§ Problem requirements: Can you write out all of the material below, word for word?

Records from a data source
□ □ □ □ □
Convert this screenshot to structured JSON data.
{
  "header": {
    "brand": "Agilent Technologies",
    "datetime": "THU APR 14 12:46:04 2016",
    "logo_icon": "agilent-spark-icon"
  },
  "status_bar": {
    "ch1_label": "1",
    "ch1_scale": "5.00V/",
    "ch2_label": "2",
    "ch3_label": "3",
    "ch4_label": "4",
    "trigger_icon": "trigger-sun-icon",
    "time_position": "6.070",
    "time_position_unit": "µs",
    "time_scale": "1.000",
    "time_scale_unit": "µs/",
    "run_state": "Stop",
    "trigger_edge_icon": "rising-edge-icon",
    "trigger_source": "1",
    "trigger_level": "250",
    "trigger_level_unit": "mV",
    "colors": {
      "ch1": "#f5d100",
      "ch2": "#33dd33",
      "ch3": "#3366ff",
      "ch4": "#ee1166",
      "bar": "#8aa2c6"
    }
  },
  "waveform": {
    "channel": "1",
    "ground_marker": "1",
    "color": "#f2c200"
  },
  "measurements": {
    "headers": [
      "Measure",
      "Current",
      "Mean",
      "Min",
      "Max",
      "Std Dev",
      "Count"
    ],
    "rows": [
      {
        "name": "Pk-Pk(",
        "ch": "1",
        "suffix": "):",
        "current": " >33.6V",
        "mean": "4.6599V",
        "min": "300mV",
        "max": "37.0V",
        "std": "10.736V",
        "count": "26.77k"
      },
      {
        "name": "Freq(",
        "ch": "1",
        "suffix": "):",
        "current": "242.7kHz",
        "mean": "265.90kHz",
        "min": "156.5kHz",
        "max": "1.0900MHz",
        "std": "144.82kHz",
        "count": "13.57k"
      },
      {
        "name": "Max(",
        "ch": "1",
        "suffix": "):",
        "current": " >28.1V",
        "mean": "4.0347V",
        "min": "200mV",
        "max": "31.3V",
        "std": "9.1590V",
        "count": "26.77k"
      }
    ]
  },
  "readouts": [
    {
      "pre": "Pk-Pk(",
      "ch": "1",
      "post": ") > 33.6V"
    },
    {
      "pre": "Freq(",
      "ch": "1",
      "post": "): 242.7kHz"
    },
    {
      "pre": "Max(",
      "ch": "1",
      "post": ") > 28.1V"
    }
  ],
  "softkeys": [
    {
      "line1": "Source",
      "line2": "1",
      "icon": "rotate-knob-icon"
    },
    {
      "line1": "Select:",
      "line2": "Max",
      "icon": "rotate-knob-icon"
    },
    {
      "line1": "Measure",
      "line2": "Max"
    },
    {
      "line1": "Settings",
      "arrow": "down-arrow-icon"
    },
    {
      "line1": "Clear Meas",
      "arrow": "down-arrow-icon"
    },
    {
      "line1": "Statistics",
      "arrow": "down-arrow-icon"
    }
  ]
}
□ □ □ □ □
§ Result:
Convert this screenshot to structured JSON data.
{
  "header": {
    "brand": "Agilent Technologies",
    "datetime": "THU APR 14 12:46:04 2016",
    "logo_icon": "agilent-spark-icon"
  },
  "status_bar": {
    "ch1_label": "1",
    "ch1_scale": "5.00V/",
    "ch2_label": "2",
    "ch3_label": "3",
    "ch4_label": "4",
    "trigger_icon": "trigger-sun-icon",
    "time_position": "6.070",
    "time_position_unit": "µs",
    "time_scale": "1.000",
    "time_scale_unit": "µs/",
    "run_state": "Stop",
    "trigger_edge_icon": "rising-edge-icon",
    "trigger_source": "1",
    "trigger_level": "250",
    "trigger_level_unit": "mV",
    "colors": {
      "ch1": "#f5d100",
      "ch2": "#33dd33",
      "ch3": "#3366ff",
      "ch4": "#ee1166",
      "bar": "#8aa2c6"
    }
  },
  "waveform": {
    "channel": "1",
    "ground_marker": "1",
    "color": "#f2c200"
  },
  "measurements": {
    "headers": [
      "Measure",
      "Current",
      "Mean",
      "Min",
      "Max",
      "Std Dev",
      "Count"
    ],
    "rows": [
      {
        "name": "Pk-Pk(",
        "ch": "1",
        "suffix": "):",
        "current": " >33.6V",
        "mean": "4.6599V",
        "min": "300mV",
        "max": "37.0V",
        "std": "10.736V",
        "count": "26.77k"
      },
      {
        "name": "Freq(",
        "ch": "1",
        "suffix": "):",
        "current": "242.7kHz",
        "mean": "265.90kHz",
        "min": "156.5kHz",
        "max": "1.0900MHz",
        "std": "144.82kHz",
        "count": "13.57k"
      },
      {
        "name": "Max(",
        "ch": "1",
        "suffix": "):",
        "current": " >28.1V",
        "mean": "4.0347V",
        "min": "200mV",
        "max": "31.3V",
        "std": "9.1590V",
        "count": "26.77k"
      }
    ]
  },
  "readouts": [
    {
      "pre": "Pk-Pk(",
      "ch": "1",
      "post": ") > 33.6V"
    },
    {
      "pre": "Freq(",
      "ch": "1",
      "post": "): 242.7kHz"
    },
    {
      "pre": "Max(",
      "ch": "1",
      "post": ") > 28.1V"
    }
  ],
  "softkeys": [
    {
      "line1": "Source",
      "line2": "1",
      "icon": "rotate-knob-icon"
    },
    {
      "line1": "Select:",
      "line2": "Max",
      "icon": "rotate-knob-icon"
    },
    {
      "line1": "Measure",
      "line2": "Max"
    },
    {
      "line1": "Settings",
      "arrow": "down-arrow-icon"
    },
    {
      "line1": "Clear Meas",
      "arrow": "down-arrow-icon"
    },
    {
      "line1": "Statistics",
      "arrow": "down-arrow-icon"
    }
  ]
}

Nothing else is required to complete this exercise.